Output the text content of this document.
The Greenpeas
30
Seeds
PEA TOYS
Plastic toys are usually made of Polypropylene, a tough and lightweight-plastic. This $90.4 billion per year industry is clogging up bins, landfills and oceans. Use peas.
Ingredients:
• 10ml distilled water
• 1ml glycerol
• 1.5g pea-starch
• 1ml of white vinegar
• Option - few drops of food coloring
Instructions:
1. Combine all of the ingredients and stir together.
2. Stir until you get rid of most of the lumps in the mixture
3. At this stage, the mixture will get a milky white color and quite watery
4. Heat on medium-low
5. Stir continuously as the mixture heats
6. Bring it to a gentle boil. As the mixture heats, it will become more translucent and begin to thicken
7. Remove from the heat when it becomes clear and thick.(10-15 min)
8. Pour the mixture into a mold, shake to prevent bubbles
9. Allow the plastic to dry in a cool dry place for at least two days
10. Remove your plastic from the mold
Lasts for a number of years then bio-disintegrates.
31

● **Exercise description**: Repeat every entry word for word.

● **Output**:
Output the text content of this document.
The Greenpeas
30
Seeds
PEA TOYS
Plastic toys are usually made of Polypropylene, a tough and lightweight-plastic. This $90.4 billion per year industry is clogging up bins, landfills and oceans. Use peas.
Ingredients:
• 10ml distilled water
• 1ml glycerol
• 1.5g pea-starch
• 1ml of white vinegar
• Option - few drops of food coloring
Instructions:
1. Combine all of the ingredients and stir together.
2. Stir until you get rid of most of the lumps in the mixture
3. At this stage, the mixture will get a milky white color and quite watery
4. Heat on medium-low
5. Stir continuously as the mixture heats
6. Bring it to a gentle boil. As the mixture heats, it will become more translucent and begin to thicken
7. Remove from the heat when it becomes clear and thick.(10-15 min)
8. Pour the mixture into a mold, shake to prevent bubbles
9. Allow the plastic to dry in a cool dry place for at least two days
10. Remove your plastic from the mold
Lasts for a number of years then bio-disintegrates.
31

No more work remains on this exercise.